**Directive:** Are you able to retype all the records below exactly?

**Material provided:**

__________

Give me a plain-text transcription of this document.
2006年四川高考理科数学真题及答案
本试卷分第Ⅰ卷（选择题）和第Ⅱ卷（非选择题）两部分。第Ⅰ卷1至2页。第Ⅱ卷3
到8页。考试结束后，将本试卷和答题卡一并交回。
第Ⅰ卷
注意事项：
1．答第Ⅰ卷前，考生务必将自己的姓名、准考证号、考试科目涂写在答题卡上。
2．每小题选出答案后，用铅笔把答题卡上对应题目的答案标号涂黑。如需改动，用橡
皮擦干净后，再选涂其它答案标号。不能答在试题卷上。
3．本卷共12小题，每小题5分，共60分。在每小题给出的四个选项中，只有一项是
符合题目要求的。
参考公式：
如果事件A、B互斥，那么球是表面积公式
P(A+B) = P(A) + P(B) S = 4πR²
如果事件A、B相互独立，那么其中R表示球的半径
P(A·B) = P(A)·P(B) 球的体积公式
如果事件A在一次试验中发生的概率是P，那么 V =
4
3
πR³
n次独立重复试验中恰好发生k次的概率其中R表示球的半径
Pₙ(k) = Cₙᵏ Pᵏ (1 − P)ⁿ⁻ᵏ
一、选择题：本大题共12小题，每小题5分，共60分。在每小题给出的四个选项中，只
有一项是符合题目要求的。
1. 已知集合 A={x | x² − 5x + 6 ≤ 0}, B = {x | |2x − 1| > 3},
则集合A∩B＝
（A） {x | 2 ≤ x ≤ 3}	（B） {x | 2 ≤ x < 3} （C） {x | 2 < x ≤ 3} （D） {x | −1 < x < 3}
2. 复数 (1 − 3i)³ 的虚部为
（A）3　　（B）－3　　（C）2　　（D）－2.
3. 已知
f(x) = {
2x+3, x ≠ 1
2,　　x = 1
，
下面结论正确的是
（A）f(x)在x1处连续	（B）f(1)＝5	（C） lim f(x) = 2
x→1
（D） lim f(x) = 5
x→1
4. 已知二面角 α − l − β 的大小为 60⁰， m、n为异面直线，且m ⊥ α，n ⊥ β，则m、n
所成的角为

__________

**Answer to this problem:**
Give me a plain-text transcription of this document.
2006年四川高考理科数学真题及答案
本试卷分第Ⅰ卷（选择题）和第Ⅱ卷（非选择题）两部分。第Ⅰ卷1至2页。第Ⅱ卷3
到8页。考试结束后，将本试卷和答题卡一并交回。
第Ⅰ卷
注意事项：
1．答第Ⅰ卷前，考生务必将自己的姓名、准考证号、考试科目涂写在答题卡上。
2．每小题选出答案后，用铅笔把答题卡上对应题目的答案标号涂黑。如需改动，用橡
皮擦干净后，再选涂其它答案标号。不能答在试题卷上。
3．本卷共12小题，每小题5分，共60分。在每小题给出的四个选项中，只有一项是
符合题目要求的。
参考公式：
如果事件A、B互斥，那么球是表面积公式
P(A+B) = P(A) + P(B) S = 4πR²
如果事件A、B相互独立，那么其中R表示球的半径
P(A·B) = P(A)·P(B) 球的体积公式
如果事件A在一次试验中发生的概率是P，那么 V =
4
3
πR³
n次独立重复试验中恰好发生k次的概率其中R表示球的半径
Pₙ(k) = Cₙᵏ Pᵏ (1 − P)ⁿ⁻ᵏ
一、选择题：本大题共12小题，每小题5分，共60分。在每小题给出的四个选项中，只
有一项是符合题目要求的。
1. 已知集合 A={x | x² − 5x + 6 ≤ 0}, B = {x | |2x − 1| > 3},
则集合A∩B＝
（A） {x | 2 ≤ x ≤ 3}	（B） {x | 2 ≤ x < 3} （C） {x | 2 < x ≤ 3} （D） {x | −1 < x < 3}
2. 复数 (1 − 3i)³ 的虚部为
（A）3　　（B）－3　　（C）2　　（D）－2.
3. 已知
f(x) = {
2x+3, x ≠ 1
2,　　x = 1
，
下面结论正确的是
（A）f(x)在x1处连续	（B）f(1)＝5	（C） lim f(x) = 2
x→1
（D） lim f(x) = 5
x→1
4. 已知二面角 α − l − β 的大小为 60⁰， m、n为异面直线，且m ⊥ α，n ⊥ β，则m、n
所成的角为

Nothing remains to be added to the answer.